SHORT PROBLEM:
For this exercise, copy out each line of the material below that includes "précautions".

Saved entries:

--

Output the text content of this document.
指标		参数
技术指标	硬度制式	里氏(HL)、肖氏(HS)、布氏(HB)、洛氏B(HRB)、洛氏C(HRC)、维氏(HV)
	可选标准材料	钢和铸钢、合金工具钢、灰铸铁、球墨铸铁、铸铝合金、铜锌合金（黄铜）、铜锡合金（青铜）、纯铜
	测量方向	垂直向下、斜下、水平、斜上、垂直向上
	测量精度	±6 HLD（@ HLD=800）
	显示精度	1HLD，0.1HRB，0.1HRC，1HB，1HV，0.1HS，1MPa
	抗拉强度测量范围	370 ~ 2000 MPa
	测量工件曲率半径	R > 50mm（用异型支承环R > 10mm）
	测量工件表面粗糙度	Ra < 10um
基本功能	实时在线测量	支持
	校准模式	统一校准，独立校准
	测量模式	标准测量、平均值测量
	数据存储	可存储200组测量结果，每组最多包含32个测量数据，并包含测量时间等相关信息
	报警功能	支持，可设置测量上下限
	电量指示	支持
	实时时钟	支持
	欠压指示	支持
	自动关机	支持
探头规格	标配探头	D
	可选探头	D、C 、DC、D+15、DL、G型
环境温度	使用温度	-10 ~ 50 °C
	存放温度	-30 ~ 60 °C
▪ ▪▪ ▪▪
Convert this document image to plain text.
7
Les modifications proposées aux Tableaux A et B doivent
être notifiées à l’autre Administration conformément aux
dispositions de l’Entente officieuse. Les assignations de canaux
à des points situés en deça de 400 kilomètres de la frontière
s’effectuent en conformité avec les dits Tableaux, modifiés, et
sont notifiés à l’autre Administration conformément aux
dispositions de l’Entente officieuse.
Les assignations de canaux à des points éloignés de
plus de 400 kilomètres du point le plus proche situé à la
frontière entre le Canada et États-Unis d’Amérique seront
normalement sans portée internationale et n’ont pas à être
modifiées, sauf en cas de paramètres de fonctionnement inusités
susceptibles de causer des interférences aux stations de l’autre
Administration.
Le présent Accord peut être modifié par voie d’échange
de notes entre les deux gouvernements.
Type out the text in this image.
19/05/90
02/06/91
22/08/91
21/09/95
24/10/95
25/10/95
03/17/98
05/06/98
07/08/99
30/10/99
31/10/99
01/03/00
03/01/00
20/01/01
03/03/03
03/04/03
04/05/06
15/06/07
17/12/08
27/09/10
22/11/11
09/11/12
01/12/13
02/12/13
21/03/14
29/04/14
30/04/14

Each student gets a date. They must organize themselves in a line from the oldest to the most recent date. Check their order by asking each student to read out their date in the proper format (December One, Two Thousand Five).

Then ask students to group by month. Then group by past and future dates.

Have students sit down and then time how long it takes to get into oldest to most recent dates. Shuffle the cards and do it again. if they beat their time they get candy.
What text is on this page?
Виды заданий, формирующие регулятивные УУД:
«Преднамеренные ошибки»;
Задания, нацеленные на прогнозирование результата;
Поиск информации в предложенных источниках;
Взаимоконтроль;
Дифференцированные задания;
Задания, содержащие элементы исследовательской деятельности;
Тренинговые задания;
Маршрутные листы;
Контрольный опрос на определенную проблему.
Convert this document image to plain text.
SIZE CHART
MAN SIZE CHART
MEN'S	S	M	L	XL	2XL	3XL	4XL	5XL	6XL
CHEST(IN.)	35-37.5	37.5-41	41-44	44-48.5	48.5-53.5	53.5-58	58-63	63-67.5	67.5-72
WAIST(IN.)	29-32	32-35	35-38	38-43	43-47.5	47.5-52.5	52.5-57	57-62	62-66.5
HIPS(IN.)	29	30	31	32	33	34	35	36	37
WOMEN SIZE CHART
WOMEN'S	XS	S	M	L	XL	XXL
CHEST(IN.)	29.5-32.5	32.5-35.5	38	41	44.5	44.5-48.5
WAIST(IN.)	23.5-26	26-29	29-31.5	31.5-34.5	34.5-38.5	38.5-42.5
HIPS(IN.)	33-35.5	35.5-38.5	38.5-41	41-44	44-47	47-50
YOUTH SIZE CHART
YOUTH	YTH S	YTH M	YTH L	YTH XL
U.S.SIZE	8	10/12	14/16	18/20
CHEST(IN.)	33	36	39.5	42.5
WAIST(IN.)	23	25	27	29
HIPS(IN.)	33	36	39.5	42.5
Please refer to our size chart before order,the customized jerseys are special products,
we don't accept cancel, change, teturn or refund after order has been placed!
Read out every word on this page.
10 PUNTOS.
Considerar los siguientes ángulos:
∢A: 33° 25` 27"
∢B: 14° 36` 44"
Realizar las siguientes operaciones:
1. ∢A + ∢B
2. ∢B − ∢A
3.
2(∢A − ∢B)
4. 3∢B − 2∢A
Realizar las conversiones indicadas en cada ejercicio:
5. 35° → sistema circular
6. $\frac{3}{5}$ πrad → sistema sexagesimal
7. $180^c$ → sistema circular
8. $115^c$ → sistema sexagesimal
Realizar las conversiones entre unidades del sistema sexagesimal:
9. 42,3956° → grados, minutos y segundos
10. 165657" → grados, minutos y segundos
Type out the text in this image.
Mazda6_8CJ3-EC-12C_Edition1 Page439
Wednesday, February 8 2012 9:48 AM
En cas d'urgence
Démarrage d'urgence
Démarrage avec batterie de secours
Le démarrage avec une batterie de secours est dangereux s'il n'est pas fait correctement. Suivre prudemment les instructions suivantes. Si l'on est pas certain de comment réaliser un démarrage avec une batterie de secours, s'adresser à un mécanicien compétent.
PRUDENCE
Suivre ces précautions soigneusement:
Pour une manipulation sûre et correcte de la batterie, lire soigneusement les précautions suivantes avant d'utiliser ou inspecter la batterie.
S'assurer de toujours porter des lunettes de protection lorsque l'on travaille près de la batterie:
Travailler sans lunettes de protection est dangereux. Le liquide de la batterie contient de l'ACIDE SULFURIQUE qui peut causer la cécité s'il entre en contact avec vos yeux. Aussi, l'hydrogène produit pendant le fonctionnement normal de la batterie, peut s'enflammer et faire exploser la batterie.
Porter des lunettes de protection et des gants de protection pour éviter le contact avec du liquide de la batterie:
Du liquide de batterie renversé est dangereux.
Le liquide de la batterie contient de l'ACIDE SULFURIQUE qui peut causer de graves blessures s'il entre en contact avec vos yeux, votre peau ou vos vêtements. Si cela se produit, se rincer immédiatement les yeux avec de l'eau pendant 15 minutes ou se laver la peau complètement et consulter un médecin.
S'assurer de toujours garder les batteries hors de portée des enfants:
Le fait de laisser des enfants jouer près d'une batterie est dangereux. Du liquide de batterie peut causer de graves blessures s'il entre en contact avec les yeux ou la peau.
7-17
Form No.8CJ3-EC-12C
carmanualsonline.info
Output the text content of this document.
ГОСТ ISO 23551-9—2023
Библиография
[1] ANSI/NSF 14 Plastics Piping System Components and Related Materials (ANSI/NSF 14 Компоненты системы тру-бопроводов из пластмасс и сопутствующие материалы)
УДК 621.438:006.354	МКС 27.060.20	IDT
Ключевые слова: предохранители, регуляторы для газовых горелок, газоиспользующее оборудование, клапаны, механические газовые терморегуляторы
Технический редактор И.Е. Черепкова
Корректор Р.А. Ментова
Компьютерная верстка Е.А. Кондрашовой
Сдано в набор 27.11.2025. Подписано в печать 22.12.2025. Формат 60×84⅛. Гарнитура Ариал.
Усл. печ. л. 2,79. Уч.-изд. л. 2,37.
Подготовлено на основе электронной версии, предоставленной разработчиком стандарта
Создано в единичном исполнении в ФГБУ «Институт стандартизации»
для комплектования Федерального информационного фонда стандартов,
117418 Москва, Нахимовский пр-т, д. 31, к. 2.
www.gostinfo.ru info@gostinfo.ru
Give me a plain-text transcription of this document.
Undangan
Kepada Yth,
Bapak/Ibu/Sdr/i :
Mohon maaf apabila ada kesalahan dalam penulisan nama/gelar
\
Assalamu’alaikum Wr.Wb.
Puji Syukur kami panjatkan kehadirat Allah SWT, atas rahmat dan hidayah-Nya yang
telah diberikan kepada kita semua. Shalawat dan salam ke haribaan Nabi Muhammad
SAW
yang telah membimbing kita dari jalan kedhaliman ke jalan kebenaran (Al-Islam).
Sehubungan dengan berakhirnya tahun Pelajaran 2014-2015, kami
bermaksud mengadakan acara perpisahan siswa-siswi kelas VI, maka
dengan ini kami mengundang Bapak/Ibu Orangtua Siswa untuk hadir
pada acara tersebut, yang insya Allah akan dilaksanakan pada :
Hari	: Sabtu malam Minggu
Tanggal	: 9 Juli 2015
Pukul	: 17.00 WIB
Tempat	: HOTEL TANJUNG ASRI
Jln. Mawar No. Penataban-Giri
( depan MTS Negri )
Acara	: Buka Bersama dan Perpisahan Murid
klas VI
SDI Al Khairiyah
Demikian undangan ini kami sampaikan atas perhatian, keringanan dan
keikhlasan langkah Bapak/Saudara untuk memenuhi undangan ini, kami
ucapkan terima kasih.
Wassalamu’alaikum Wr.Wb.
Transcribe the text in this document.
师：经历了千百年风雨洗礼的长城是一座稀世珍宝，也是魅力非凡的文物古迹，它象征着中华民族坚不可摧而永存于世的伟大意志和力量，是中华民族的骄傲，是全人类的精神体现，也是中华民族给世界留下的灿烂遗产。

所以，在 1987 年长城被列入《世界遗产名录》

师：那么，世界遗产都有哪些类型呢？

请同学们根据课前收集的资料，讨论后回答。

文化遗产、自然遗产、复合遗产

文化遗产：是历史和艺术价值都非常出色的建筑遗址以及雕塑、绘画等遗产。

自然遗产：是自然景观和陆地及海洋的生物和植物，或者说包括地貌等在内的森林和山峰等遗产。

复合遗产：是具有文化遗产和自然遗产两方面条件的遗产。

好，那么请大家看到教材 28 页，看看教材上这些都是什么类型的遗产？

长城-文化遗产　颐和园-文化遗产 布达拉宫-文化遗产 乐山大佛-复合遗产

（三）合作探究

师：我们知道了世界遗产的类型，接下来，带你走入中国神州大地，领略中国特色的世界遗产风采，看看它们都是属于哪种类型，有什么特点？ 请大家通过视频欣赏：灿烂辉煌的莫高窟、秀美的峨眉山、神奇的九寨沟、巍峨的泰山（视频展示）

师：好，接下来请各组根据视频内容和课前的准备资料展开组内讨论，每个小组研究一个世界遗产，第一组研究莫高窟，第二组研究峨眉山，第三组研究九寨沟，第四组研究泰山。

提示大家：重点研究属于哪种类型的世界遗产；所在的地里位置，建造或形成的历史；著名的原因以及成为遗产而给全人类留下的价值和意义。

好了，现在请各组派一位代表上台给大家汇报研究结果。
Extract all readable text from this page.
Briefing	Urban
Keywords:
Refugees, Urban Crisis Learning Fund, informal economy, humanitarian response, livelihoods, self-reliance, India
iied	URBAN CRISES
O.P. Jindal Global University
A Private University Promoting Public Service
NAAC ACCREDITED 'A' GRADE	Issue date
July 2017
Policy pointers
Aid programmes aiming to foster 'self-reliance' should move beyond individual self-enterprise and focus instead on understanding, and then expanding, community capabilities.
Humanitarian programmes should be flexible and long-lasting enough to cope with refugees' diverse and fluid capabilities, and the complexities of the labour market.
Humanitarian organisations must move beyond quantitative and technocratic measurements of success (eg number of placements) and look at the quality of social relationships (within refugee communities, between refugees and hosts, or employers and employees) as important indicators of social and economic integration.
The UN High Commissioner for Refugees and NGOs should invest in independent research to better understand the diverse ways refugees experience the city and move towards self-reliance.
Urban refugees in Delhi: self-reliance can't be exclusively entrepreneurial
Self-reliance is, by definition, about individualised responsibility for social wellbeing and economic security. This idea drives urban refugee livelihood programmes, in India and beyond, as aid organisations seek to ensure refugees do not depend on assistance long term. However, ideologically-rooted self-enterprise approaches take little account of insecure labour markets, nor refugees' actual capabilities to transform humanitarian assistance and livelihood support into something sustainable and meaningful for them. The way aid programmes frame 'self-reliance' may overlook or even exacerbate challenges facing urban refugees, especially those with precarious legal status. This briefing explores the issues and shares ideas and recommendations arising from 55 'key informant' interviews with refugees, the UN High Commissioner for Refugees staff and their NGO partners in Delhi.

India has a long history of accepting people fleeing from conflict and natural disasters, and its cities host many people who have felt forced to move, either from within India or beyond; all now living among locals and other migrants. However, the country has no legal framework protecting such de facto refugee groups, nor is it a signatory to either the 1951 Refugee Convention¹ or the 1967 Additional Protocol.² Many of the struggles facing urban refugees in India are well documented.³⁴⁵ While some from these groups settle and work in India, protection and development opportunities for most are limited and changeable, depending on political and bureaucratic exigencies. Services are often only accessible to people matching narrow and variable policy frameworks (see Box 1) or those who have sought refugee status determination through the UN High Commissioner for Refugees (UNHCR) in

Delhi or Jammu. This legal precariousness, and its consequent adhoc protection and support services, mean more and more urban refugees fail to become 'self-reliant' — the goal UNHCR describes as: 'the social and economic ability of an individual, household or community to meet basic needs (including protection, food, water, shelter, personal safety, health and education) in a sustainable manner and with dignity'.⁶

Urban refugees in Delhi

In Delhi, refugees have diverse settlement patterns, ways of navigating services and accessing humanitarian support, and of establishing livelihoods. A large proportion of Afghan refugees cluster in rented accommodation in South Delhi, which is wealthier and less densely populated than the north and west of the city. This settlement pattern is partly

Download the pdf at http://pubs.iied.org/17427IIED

--

RESPONSE FOR THIS EXERCISE:
Suivre ces précautions soigneusement:
Pour une manipulation sûre et correcte de la batterie, lire soigneusement les précautions suivantes avant d'utiliser ou inspecter la batterie.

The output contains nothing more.